What is being asked ::
Find the string "name" in the data, then copy every line where it is found.
--- START Source material ---
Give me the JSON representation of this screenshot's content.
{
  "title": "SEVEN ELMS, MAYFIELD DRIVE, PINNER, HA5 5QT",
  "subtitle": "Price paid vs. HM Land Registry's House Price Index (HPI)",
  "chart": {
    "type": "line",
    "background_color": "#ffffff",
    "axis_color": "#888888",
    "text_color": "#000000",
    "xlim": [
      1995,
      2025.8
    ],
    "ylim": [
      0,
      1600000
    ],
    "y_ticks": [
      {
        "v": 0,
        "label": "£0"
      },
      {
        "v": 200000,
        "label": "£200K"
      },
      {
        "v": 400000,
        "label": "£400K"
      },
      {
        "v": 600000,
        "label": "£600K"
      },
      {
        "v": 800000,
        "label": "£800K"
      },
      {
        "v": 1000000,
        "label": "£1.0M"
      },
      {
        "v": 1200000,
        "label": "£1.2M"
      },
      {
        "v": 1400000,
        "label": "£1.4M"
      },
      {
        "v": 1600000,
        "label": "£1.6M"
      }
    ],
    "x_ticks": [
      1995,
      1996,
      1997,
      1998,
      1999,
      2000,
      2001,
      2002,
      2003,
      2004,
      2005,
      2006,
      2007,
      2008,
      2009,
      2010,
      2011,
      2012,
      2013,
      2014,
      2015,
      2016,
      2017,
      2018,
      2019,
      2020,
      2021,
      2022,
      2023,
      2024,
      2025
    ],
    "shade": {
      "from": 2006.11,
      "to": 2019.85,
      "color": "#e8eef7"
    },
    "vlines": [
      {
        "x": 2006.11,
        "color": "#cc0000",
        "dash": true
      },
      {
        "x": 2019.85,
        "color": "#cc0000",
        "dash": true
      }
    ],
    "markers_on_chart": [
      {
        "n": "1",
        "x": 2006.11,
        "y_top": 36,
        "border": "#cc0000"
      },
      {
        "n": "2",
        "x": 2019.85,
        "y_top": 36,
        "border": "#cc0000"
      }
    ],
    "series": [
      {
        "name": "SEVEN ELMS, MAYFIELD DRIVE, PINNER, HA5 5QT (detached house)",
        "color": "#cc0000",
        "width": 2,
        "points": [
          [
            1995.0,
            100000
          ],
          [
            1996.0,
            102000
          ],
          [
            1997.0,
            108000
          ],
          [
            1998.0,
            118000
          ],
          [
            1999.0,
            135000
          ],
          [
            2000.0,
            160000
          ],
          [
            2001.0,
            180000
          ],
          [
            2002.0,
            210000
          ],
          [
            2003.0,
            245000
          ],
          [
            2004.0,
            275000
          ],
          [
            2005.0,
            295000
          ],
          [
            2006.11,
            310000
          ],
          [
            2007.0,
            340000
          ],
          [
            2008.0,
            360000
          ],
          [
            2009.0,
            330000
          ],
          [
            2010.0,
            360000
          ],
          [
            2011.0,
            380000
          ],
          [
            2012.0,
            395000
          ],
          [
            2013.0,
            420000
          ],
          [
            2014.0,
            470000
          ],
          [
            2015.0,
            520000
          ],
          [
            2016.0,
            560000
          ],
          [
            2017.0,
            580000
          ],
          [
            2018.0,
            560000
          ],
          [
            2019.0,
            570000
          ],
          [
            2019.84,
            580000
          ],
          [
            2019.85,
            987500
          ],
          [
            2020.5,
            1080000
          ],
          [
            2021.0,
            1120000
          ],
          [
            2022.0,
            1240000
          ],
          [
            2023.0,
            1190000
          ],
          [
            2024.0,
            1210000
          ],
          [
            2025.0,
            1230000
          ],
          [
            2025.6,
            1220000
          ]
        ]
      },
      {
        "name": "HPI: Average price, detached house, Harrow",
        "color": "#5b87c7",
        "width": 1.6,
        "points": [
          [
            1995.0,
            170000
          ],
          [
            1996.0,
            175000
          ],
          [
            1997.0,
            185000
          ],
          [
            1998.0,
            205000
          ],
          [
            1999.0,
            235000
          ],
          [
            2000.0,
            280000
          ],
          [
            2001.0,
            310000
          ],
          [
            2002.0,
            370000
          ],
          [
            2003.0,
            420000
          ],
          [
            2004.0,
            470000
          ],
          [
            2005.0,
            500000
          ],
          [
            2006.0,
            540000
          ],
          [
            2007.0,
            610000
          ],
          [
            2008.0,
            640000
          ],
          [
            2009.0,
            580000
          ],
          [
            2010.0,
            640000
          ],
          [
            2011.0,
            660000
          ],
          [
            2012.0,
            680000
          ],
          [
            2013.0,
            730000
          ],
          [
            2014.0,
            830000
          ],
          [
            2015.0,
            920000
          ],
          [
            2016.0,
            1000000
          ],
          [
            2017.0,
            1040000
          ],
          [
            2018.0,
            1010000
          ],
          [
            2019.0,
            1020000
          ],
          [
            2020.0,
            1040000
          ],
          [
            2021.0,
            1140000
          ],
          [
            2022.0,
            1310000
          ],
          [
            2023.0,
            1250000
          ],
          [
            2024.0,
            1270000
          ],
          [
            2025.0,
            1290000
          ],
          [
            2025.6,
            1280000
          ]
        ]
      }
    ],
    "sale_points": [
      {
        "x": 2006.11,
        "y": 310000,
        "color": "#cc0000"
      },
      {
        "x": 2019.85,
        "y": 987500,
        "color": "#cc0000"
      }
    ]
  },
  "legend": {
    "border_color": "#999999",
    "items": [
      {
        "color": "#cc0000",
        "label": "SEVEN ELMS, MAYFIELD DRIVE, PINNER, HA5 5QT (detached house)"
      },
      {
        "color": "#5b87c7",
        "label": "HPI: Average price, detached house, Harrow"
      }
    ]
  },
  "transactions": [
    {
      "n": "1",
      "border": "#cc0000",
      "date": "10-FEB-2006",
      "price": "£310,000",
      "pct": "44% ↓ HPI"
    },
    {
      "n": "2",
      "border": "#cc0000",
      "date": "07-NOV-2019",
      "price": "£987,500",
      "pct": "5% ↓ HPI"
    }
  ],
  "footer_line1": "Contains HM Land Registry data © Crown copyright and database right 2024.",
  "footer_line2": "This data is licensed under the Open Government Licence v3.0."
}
--- END Source material ---
Written solution ::
        "name": "SEVEN ELMS, MAYFIELD DRIVE, PINNER, HA5 5QT (detached house)",
        "name": "HPI: Average price, detached house, Harrow",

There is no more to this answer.